**Exercise objective**. Say how many lines contain the word "username" and give no other text.

**Data for the task**.
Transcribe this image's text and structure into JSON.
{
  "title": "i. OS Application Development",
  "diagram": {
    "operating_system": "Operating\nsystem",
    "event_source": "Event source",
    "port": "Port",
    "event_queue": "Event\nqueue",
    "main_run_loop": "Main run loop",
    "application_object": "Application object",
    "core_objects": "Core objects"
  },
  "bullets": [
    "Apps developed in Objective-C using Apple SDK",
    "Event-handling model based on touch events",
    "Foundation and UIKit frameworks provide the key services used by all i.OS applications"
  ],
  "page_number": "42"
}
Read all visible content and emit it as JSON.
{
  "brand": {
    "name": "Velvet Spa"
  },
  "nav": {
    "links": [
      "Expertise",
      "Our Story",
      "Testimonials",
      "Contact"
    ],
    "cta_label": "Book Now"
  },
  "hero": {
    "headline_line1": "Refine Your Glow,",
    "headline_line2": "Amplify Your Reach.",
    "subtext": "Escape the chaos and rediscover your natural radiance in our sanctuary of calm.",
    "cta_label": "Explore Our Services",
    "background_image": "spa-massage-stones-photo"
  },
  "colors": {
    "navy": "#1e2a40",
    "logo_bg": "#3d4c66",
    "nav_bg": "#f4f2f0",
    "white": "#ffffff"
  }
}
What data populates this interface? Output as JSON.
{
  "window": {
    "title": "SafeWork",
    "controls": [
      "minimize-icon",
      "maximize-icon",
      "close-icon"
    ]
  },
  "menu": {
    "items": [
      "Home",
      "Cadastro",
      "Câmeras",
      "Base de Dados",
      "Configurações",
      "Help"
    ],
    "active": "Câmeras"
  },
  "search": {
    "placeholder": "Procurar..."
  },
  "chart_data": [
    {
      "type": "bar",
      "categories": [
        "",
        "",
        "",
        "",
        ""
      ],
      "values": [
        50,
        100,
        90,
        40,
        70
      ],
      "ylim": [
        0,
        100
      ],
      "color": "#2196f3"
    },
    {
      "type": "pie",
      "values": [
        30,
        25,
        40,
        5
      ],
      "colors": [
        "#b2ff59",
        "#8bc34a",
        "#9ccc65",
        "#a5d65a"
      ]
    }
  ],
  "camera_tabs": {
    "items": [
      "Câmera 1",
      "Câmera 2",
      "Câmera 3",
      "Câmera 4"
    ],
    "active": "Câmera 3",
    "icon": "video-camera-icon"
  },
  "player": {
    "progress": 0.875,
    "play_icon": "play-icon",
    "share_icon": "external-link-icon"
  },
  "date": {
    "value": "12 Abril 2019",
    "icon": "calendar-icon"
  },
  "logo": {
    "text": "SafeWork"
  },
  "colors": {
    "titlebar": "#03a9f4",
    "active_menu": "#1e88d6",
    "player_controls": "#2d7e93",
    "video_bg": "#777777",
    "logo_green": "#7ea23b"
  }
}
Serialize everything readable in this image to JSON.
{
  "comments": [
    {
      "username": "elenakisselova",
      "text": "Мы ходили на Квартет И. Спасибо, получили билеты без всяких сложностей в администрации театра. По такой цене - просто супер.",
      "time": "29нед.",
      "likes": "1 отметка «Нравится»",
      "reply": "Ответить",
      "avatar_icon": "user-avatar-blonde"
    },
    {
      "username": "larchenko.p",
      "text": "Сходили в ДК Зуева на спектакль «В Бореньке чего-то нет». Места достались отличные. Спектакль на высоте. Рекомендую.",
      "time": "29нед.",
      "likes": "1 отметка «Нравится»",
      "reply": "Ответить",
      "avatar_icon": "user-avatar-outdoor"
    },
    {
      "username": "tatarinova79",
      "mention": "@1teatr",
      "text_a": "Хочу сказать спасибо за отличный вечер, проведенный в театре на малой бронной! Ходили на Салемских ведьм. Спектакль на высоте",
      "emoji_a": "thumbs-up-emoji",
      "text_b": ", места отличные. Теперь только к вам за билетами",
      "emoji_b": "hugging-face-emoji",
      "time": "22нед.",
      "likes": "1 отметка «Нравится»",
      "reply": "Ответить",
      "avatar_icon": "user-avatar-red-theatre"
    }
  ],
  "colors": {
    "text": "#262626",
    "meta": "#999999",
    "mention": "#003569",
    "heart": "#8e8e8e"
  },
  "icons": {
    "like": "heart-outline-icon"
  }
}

**The result**. 3